## [EXERCISE MATERIAL]
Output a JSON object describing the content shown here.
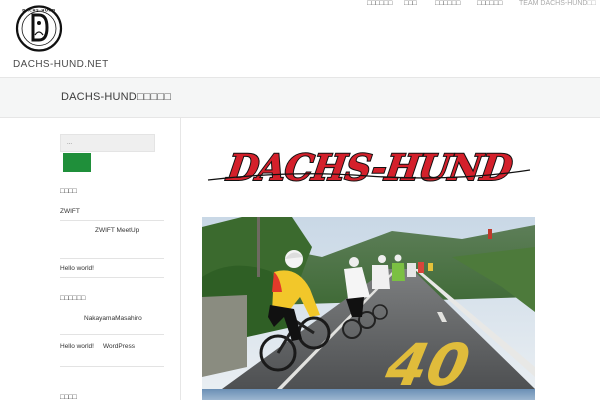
{
  "header": {
    "site_title": "DACHS-HUND.NET",
    "logo_text": "DACHS-HUND",
    "nav": [
      {
        "label": "□□□□□□",
        "active": false
      },
      {
        "label": "□□□",
        "active": false
      },
      {
        "label": "□□□□□□",
        "active": false
      },
      {
        "label": "□□□□□□",
        "active": false
      },
      {
        "label": "TEAM DACHS-HUND□□",
        "active": true
      }
    ]
  },
  "band": {
    "title": "DACHS-HUND□□□□□"
  },
  "sidebar": {
    "search_placeholder": "...",
    "heading_1": "□□□□",
    "item_zwift": "ZWIFT",
    "item_zwift_meetup": "ZWIFT  MeetUp",
    "item_hello_1": "Hello world!",
    "heading_2": "□□□□□□",
    "item_author": "NakayamaMasahiro",
    "item_hello_2": "Hello world!",
    "item_wordpress": "WordPress",
    "heading_3": "□□□□"
  },
  "content": {
    "banner_text": "DACHS-HUND",
    "road_text": "40"
  },
  "colors": {
    "accent_green": "#1f8f3a",
    "banner_red": "#d4202b",
    "band_bg": "#f5f6f6"
  }
}
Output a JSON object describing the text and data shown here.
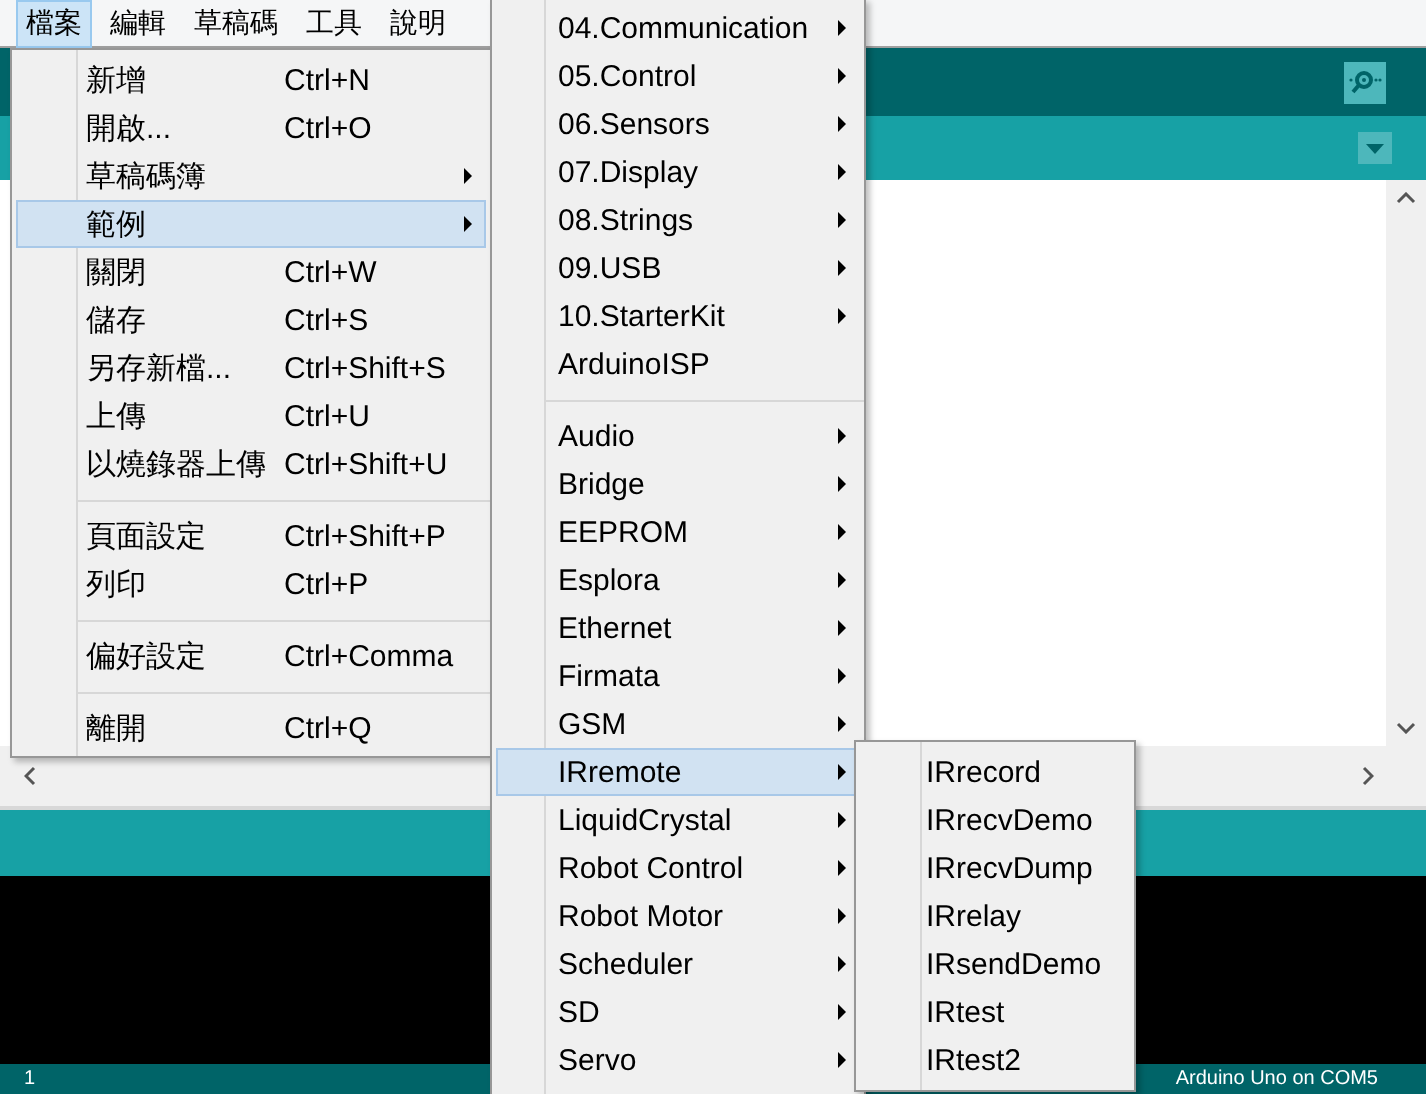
{
  "menu_bar": [
    {
      "label": "檔案",
      "selected": true
    },
    {
      "label": "編輯",
      "selected": false
    },
    {
      "label": "草稿碼",
      "selected": false
    },
    {
      "label": "工具",
      "selected": false
    },
    {
      "label": "說明",
      "selected": false
    }
  ],
  "file_menu": {
    "items": [
      {
        "kind": "item",
        "label": "新增",
        "shortcut": "Ctrl+N",
        "submenu": false,
        "selected": false
      },
      {
        "kind": "item",
        "label": "開啟...",
        "shortcut": "Ctrl+O",
        "submenu": false,
        "selected": false
      },
      {
        "kind": "item",
        "label": "草稿碼簿",
        "submenu": true,
        "selected": false
      },
      {
        "kind": "item",
        "label": "範例",
        "submenu": true,
        "selected": true
      },
      {
        "kind": "item",
        "label": "關閉",
        "shortcut": "Ctrl+W",
        "submenu": false,
        "selected": false
      },
      {
        "kind": "item",
        "label": "儲存",
        "shortcut": "Ctrl+S",
        "submenu": false,
        "selected": false
      },
      {
        "kind": "item",
        "label": "另存新檔...",
        "shortcut": "Ctrl+Shift+S",
        "submenu": false,
        "selected": false
      },
      {
        "kind": "item",
        "label": "上傳",
        "shortcut": "Ctrl+U",
        "submenu": false,
        "selected": false
      },
      {
        "kind": "item",
        "label": "以燒錄器上傳",
        "shortcut": "Ctrl+Shift+U",
        "submenu": false,
        "selected": false
      },
      {
        "kind": "separator"
      },
      {
        "kind": "item",
        "label": "頁面設定",
        "shortcut": "Ctrl+Shift+P",
        "submenu": false,
        "selected": false
      },
      {
        "kind": "item",
        "label": "列印",
        "shortcut": "Ctrl+P",
        "submenu": false,
        "selected": false
      },
      {
        "kind": "separator"
      },
      {
        "kind": "item",
        "label": "偏好設定",
        "shortcut": "Ctrl+Comma",
        "submenu": false,
        "selected": false
      },
      {
        "kind": "separator"
      },
      {
        "kind": "item",
        "label": "離開",
        "shortcut": "Ctrl+Q",
        "submenu": false,
        "selected": false
      }
    ]
  },
  "examples_menu": {
    "items": [
      {
        "kind": "item",
        "label": "04.Communication",
        "submenu": true,
        "selected": false
      },
      {
        "kind": "item",
        "label": "05.Control",
        "submenu": true,
        "selected": false
      },
      {
        "kind": "item",
        "label": "06.Sensors",
        "submenu": true,
        "selected": false
      },
      {
        "kind": "item",
        "label": "07.Display",
        "submenu": true,
        "selected": false
      },
      {
        "kind": "item",
        "label": "08.Strings",
        "submenu": true,
        "selected": false
      },
      {
        "kind": "item",
        "label": "09.USB",
        "submenu": true,
        "selected": false
      },
      {
        "kind": "item",
        "label": "10.StarterKit",
        "submenu": true,
        "selected": false
      },
      {
        "kind": "item",
        "label": "ArduinoISP",
        "submenu": false,
        "selected": false
      },
      {
        "kind": "separator"
      },
      {
        "kind": "item",
        "label": "Audio",
        "submenu": true,
        "selected": false
      },
      {
        "kind": "item",
        "label": "Bridge",
        "submenu": true,
        "selected": false
      },
      {
        "kind": "item",
        "label": "EEPROM",
        "submenu": true,
        "selected": false
      },
      {
        "kind": "item",
        "label": "Esplora",
        "submenu": true,
        "selected": false
      },
      {
        "kind": "item",
        "label": "Ethernet",
        "submenu": true,
        "selected": false
      },
      {
        "kind": "item",
        "label": "Firmata",
        "submenu": true,
        "selected": false
      },
      {
        "kind": "item",
        "label": "GSM",
        "submenu": true,
        "selected": false
      },
      {
        "kind": "item",
        "label": "IRremote",
        "submenu": true,
        "selected": true
      },
      {
        "kind": "item",
        "label": "LiquidCrystal",
        "submenu": true,
        "selected": false
      },
      {
        "kind": "item",
        "label": "Robot Control",
        "submenu": true,
        "selected": false
      },
      {
        "kind": "item",
        "label": "Robot Motor",
        "submenu": true,
        "selected": false
      },
      {
        "kind": "item",
        "label": "Scheduler",
        "submenu": true,
        "selected": false
      },
      {
        "kind": "item",
        "label": "SD",
        "submenu": true,
        "selected": false
      },
      {
        "kind": "item",
        "label": "Servo",
        "submenu": true,
        "selected": false
      }
    ]
  },
  "irremote_menu": {
    "items": [
      {
        "kind": "item",
        "label": "IRrecord",
        "submenu": false,
        "selected": false
      },
      {
        "kind": "item",
        "label": "IRrecvDemo",
        "submenu": false,
        "selected": false
      },
      {
        "kind": "item",
        "label": "IRrecvDump",
        "submenu": false,
        "selected": false
      },
      {
        "kind": "item",
        "label": "IRrelay",
        "submenu": false,
        "selected": false
      },
      {
        "kind": "item",
        "label": "IRsendDemo",
        "submenu": false,
        "selected": false
      },
      {
        "kind": "item",
        "label": "IRtest",
        "submenu": false,
        "selected": false
      },
      {
        "kind": "item",
        "label": "IRtest2",
        "submenu": false,
        "selected": false
      }
    ]
  },
  "status_bar": {
    "line": "1",
    "board": "Arduino Uno on COM5"
  }
}
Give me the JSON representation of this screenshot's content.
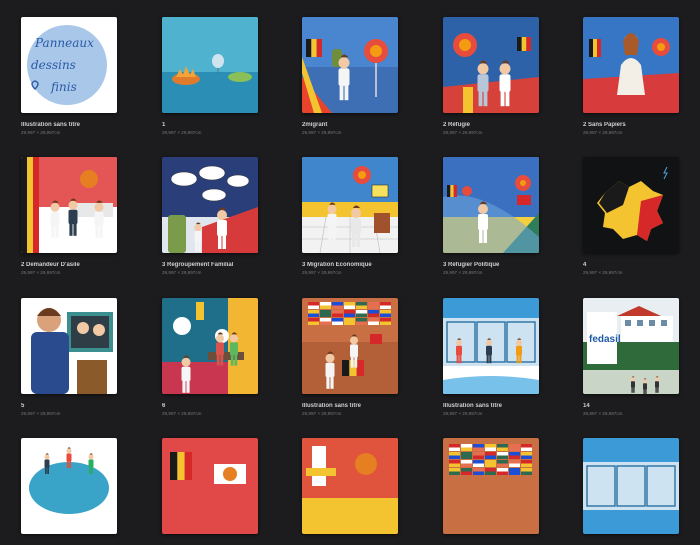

## [WHAT THE EXERCISE ASKS]
Reproduce each record above by retyping it exactly; omit all images.

## [WRITTEN SOLUTION]
Output a JSON object describing the content shown here.
{
  "header": {
    "site_title": "DACHS-HUND.NET",
    "logo_text": "DACHS-HUND",
    "nav": [
      {
        "label": "□□□□□□",
        "active": false
      },
      {
        "label": "□□□",
        "active": false
      },
      {
        "label": "□□□□□□",
        "active": false
      },
      {
        "label": "□□□□□□",
        "active": false
      },
      {
        "label": "TEAM DACHS-HUND□□",
        "active": true
      }
    ]
  },
  "band": {
    "title": "DACHS-HUND□□□□□"
  },
  "sidebar": {
    "search_placeholder": "...",
    "heading_1": "□□□□",
    "item_zwift": "ZWIFT",
    "item_zwift_meetup": "ZWIFT  MeetUp",
    "item_hello_1": "Hello world!",
    "heading_2": "□□□□□□",
    "item_author": "NakayamaMasahiro",
    "item_hello_2": "Hello world!",
    "item_wordpress": "WordPress",
    "heading_3": "□□□□"
  },
  "content": {
    "banner_text": "DACHS-HUND",
    "road_text": "40"
  },
  "colors": {
    "accent_green": "#1f8f3a",
    "banner_red": "#d4202b",
    "band_bg": "#f5f6f6"
  }
}
Output a JSON object describing the text and data shown here.
{
  "menu_bar": [
    {
      "label": "檔案",
      "selected": true
    },
    {
      "label": "編輯",
      "selected": false
    },
    {
      "label": "草稿碼",
      "selected": false
    },
    {
      "label": "工具",
      "selected": false
    },
    {
      "label": "說明",
      "selected": false
    }
  ],
  "file_menu": {
    "items": [
      {
        "kind": "item",
        "label": "新增",
        "shortcut": "Ctrl+N",
        "submenu": false,
        "selected": false
      },
      {
        "kind": "item",
        "label": "開啟...",
        "shortcut": "Ctrl+O",
        "submenu": false,
        "selected": false
      },
      {
        "kind": "item",
        "label": "草稿碼簿",
        "submenu": true,
        "selected": false
      },
      {
        "kind": "item",
        "label": "範例",
        "submenu": true,
        "selected": true
      },
      {
        "kind": "item",
        "label": "關閉",
        "shortcut": "Ctrl+W",
        "submenu": false,
        "selected": false
      },
      {
        "kind": "item",
        "label": "儲存",
        "shortcut": "Ctrl+S",
        "submenu": false,
        "selected": false
      },
      {
        "kind": "item",
        "label": "另存新檔...",
        "shortcut": "Ctrl+Shift+S",
        "submenu": false,
        "selected": false
      },
      {
        "kind": "item",
        "label": "上傳",
        "shortcut": "Ctrl+U",
        "submenu": false,
        "selected": false
      },
      {
        "kind": "item",
        "label": "以燒錄器上傳",
        "shortcut": "Ctrl+Shift+U",
        "submenu": false,
        "selected": false
      },
      {
        "kind": "separator"
      },
      {
        "kind": "item",
        "label": "頁面設定",
        "shortcut": "Ctrl+Shift+P",
        "submenu": false,
        "selected": false
      },
      {
        "kind": "item",
        "label": "列印",
        "shortcut": "Ctrl+P",
        "submenu": false,
        "selected": false
      },
      {
        "kind": "separator"
      },
      {
        "kind": "item",
        "label": "偏好設定",
        "shortcut": "Ctrl+Comma",
        "submenu": false,
        "selected": false
      },
      {
        "kind": "separator"
      },
      {
        "kind": "item",
        "label": "離開",
        "shortcut": "Ctrl+Q",
        "submenu": false,
        "selected": false
      }
    ]
  },
  "examples_menu": {
    "items": [
      {
        "kind": "item",
        "label": "04.Communication",
        "submenu": true,
        "selected": false
      },
      {
        "kind": "item",
        "label": "05.Control",
        "submenu": true,
        "selected": false
      },
      {
        "kind": "item",
        "label": "06.Sensors",
        "submenu": true,
        "selected": false
      },
      {
        "kind": "item",
        "label": "07.Display",
        "submenu": true,
        "selected": false
      },
      {
        "kind": "item",
        "label": "08.Strings",
        "submenu": true,
        "selected": false
      },
      {
        "kind": "item",
        "label": "09.USB",
        "submenu": true,
        "selected": false
      },
      {
        "kind": "item",
        "label": "10.StarterKit",
        "submenu": true,
        "selected": false
      },
      {
        "kind": "item",
        "label": "ArduinoISP",
        "submenu": false,
        "selected": false
      },
      {
        "kind": "separator"
      },
      {
        "kind": "item",
        "label": "Audio",
        "submenu": true,
        "selected": false
      },
      {
        "kind": "item",
        "label": "Bridge",
        "submenu": true,
        "selected": false
      },
      {
        "kind": "item",
        "label": "EEPROM",
        "submenu": true,
        "selected": false
      },
      {
        "kind": "item",
        "label": "Esplora",
        "submenu": true,
        "selected": false
      },
      {
        "kind": "item",
        "label": "Ethernet",
        "submenu": true,
        "selected": false
      },
      {
        "kind": "item",
        "label": "Firmata",
        "submenu": true,
        "selected": false
      },
      {
        "kind": "item",
        "label": "GSM",
        "submenu": true,
        "selected": false
      },
      {
        "kind": "item",
        "label": "IRremote",
        "submenu": true,
        "selected": true
      },
      {
        "kind": "item",
        "label": "LiquidCrystal",
        "submenu": true,
        "selected": false
      },
      {
        "kind": "item",
        "label": "Robot Control",
        "submenu": true,
        "selected": false
      },
      {
        "kind": "item",
        "label": "Robot Motor",
        "submenu": true,
        "selected": false
      },
      {
        "kind": "item",
        "label": "Scheduler",
        "submenu": true,
        "selected": false
      },
      {
        "kind": "item",
        "label": "SD",
        "submenu": true,
        "selected": false
      },
      {
        "kind": "item",
        "label": "Servo",
        "submenu": true,
        "selected": false
      }
    ]
  },
  "irremote_menu": {
    "items": [
      {
        "kind": "item",
        "label": "IRrecord",
        "submenu": false,
        "selected": false
      },
      {
        "kind": "item",
        "label": "IRrecvDemo",
        "submenu": false,
        "selected": false
      },
      {
        "kind": "item",
        "label": "IRrecvDump",
        "submenu": false,
        "selected": false
      },
      {
        "kind": "item",
        "label": "IRrelay",
        "submenu": false,
        "selected": false
      },
      {
        "kind": "item",
        "label": "IRsendDemo",
        "submenu": false,
        "selected": false
      },
      {
        "kind": "item",
        "label": "IRtest",
        "submenu": false,
        "selected": false
      },
      {
        "kind": "item",
        "label": "IRtest2",
        "submenu": false,
        "selected": false
      }
    ]
  },
  "status_bar": {
    "line": "1",
    "board": "Arduino Uno on COM5"
  }
}
Give me the JSON representation of this screenshot's content.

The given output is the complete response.